- TASK DIRECTIONS
Retype the article on how Stephen King's Carrie changed horror in full, word for word, keeping its title and list heading.

- DOCUMENT
10 Ways Stephen King’s Carrie Changed Horror
This month marks the fortieth anniversary of Stephen King’s debut novel, Carrie. While this article technically missed the official anniversary back on the 5th, I’ve found myself pondering a certain ineradicable loner ever since learning of the ceremonious four-decade occasion. What is it about the 1974 book that has inspired countless reprints, four films, and a horribly off-target Broadway musical?
After visions of pig’s blood haunted me day and night, I decided to compose a list of why the story and its offspring are so essential to the horror genre. Now that I’ve paid appropriate homage, maybe polyester suits and Saint Sebastian crosses will let me rest.
So here are ten ways that Carrie altered the landscape of horror. And after nearly half a century, its influence is still going strong.
1. Made horror literature viable again
Although so-called intellectuals often want to discount horror altogether, the genre has been a true stalwart of literature, quietly terrifying readers during their waking hours as well as through countless evenings of nightmares. Without the likes of Poe, Stoker, and Shelley, books in general would be sorely lacking that je ne sais quoi we all know and love.
But the greats weren’t all Gothics and Romantics. The mid-twentieth century saw the rise of several more indelible voices in horror, including Ray Bradbury, Richard Matheson, Rod Serling, and Shirley Jackson. But by the time the ‘Me Decade’ commenced, things had started to settle down again, and horror, though alive and well in cinema, looked like it could fall to the wayside in fiction. After all, publishers are always searching for an excuse to declare horror as lacking in commercial appeal.
Then along came an English teacher from Maine to shake everything up. Carrie became his first foray into a genre with which he’s now practically synonymous. Today, he’s still one of the most recognizable names in popular fiction, and that’s not even specifying horror. Love him or hate him, he’s changed our world forever.

- DATA ROWS
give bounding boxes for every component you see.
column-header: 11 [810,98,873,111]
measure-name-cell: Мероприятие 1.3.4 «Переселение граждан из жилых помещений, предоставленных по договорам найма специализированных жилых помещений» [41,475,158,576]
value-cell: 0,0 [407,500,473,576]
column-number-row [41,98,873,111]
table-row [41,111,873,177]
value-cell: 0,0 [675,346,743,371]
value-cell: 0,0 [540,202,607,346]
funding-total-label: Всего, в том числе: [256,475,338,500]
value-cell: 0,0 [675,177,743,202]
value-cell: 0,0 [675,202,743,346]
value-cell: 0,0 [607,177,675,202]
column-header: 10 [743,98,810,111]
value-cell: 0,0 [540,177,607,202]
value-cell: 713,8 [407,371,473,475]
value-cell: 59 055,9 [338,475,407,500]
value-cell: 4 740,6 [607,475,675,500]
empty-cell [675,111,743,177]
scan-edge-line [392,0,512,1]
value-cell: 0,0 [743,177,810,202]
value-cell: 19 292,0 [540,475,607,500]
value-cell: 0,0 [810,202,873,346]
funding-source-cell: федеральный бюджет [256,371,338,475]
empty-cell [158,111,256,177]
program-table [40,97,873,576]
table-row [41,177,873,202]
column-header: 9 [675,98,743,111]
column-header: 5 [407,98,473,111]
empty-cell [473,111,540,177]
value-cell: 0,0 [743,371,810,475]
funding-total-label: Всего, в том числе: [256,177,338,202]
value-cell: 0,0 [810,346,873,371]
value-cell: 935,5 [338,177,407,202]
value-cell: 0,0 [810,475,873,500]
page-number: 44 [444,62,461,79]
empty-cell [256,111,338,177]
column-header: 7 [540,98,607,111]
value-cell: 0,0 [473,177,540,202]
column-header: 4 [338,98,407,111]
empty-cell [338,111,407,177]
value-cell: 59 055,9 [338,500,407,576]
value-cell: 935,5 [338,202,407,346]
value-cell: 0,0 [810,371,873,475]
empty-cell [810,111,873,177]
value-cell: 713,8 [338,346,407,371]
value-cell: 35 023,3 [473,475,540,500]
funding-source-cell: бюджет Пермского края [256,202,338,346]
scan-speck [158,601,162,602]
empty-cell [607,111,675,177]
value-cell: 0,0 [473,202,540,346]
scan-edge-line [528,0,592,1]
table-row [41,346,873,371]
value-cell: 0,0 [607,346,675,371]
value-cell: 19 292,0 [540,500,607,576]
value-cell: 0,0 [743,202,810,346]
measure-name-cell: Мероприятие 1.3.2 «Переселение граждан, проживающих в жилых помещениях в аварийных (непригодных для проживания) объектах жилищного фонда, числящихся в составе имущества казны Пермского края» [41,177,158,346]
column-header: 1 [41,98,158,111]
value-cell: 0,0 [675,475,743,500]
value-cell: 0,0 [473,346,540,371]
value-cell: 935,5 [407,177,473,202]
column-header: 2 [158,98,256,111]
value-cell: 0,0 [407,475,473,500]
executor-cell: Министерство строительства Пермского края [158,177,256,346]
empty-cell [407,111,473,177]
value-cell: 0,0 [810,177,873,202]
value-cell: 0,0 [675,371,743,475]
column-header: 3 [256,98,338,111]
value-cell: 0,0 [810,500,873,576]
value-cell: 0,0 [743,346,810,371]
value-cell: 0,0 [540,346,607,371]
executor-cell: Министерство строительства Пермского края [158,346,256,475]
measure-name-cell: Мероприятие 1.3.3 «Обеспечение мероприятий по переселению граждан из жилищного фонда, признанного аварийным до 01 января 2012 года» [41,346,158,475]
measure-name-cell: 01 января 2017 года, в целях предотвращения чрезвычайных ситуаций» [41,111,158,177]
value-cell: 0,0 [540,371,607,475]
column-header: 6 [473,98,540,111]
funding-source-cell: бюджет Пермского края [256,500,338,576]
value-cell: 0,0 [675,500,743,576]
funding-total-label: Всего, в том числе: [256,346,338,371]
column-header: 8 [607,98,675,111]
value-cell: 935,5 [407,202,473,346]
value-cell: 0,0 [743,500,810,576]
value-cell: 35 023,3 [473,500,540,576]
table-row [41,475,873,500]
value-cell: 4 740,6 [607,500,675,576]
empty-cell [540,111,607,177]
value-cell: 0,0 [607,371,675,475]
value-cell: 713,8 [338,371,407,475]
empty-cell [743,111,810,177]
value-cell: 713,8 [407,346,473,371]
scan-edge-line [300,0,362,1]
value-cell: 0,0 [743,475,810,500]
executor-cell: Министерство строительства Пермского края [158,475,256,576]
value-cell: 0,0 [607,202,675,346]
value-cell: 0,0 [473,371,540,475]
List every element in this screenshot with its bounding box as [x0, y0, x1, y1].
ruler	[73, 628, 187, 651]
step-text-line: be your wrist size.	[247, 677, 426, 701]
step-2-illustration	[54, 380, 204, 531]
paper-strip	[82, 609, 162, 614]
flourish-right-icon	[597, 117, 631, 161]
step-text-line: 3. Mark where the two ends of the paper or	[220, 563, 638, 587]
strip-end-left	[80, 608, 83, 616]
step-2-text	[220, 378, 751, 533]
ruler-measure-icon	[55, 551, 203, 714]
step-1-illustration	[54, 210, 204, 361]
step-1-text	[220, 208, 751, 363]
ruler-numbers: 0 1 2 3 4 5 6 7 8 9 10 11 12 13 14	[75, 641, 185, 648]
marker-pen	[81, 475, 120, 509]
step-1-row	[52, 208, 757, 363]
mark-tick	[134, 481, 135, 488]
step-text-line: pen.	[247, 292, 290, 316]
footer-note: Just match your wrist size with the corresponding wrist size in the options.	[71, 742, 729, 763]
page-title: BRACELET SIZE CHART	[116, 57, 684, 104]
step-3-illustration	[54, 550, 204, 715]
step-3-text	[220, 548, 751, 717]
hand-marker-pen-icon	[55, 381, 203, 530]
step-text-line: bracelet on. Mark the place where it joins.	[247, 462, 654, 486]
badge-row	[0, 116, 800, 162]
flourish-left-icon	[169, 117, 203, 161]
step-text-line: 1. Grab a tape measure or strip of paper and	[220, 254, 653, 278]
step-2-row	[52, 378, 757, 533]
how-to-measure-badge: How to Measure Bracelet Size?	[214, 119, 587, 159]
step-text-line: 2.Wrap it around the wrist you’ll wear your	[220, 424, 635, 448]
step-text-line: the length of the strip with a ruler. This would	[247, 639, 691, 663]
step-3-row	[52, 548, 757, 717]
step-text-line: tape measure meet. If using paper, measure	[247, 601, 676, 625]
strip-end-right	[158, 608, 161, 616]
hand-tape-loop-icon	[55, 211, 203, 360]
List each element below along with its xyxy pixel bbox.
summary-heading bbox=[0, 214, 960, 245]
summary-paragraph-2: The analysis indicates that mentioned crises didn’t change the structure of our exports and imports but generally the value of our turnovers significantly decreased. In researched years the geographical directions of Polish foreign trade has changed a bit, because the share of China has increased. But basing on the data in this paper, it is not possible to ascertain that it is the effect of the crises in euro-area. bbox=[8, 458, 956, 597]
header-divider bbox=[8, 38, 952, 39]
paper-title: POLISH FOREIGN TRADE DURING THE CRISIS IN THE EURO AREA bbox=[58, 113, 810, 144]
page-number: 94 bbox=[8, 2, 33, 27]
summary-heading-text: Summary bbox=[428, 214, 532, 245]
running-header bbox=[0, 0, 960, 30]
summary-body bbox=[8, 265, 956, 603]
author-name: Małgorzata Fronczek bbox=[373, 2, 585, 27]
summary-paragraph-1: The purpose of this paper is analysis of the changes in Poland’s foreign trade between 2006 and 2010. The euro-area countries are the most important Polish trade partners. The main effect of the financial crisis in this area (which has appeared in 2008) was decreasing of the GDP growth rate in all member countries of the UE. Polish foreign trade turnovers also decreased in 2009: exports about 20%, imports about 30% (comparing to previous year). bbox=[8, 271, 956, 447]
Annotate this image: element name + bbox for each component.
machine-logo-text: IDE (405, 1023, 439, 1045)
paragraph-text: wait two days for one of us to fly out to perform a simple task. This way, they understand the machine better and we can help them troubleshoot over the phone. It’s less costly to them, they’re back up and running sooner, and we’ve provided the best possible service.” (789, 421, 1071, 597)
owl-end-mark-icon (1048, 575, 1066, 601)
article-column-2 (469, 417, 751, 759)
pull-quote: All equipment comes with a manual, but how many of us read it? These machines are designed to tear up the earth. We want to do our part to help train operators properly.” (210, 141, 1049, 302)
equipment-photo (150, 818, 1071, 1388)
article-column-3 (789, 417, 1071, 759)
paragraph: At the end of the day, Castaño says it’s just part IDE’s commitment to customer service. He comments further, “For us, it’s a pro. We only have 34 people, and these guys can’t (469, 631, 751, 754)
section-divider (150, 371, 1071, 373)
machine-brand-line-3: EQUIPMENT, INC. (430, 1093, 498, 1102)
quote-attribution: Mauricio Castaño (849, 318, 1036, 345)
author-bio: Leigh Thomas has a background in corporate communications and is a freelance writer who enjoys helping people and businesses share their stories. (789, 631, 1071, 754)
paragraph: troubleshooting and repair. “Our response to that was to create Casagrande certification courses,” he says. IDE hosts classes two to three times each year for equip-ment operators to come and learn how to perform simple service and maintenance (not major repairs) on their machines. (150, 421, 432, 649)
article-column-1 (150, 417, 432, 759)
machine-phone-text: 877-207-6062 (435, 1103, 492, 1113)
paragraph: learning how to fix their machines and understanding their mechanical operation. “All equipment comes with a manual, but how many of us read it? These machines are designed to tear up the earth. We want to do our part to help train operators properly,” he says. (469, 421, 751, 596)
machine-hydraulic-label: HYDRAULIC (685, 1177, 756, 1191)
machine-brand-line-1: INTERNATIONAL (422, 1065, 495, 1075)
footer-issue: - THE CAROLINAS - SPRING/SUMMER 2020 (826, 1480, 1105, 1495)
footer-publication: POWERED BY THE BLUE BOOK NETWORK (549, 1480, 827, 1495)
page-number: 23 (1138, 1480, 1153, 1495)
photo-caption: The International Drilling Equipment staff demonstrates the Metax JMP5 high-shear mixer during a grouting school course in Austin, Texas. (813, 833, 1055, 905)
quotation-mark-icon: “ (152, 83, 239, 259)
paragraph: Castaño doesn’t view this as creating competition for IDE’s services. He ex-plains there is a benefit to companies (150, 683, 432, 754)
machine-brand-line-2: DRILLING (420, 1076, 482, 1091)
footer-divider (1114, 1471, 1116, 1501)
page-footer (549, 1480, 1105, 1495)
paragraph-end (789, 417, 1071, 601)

- RESPONSE BELOW
10 Ways Stephen King’s Carrie Changed Horror
This month marks the fortieth anniversary of Stephen King’s debut novel, Carrie. While this article technically missed the official anniversary back on the 5th, I’ve found myself pondering a certain ineradicable loner ever since learning of the ceremonious four-decade occasion. What is it about the 1974 book that has inspired countless reprints, four films, and a horribly off-target Broadway musical?
After visions of pig’s blood haunted me day and night, I decided to compose a list of why the story and its offspring are so essential to the horror genre. Now that I’ve paid appropriate homage, maybe polyester suits and Saint Sebastian crosses will let me rest.
So here are ten ways that Carrie altered the landscape of horror. And after nearly half a century, its influence is still going strong.
1. Made horror literature viable again
Although so-called intellectuals often want to discount horror altogether, the genre has been a true stalwart of literature, quietly terrifying readers during their waking hours as well as through countless evenings of nightmares. Without the likes of Poe, Stoker, and Shelley, books in general would be sorely lacking that je ne sais quoi we all know and love.
But the greats weren’t all Gothics and Romantics. The mid-twentieth century saw the rise of several more indelible voices in horror, including Ray Bradbury, Richard Matheson, Rod Serling, and Shirley Jackson. But by the time the ‘Me Decade’ commenced, things had started to settle down again, and horror, though alive and well in cinema, looked like it could fall to the wayside in fiction. After all, publishers are always searching for an excuse to declare horror as lacking in commercial appeal.
Then along came an English teacher from Maine to shake everything up. Carrie became his first foray into a genre with which he’s now practically synonymous. Today, he’s still one of the most recognizable names in popular fiction, and that’s not even specifying horror. Love him or hate him, he’s changed our world forever.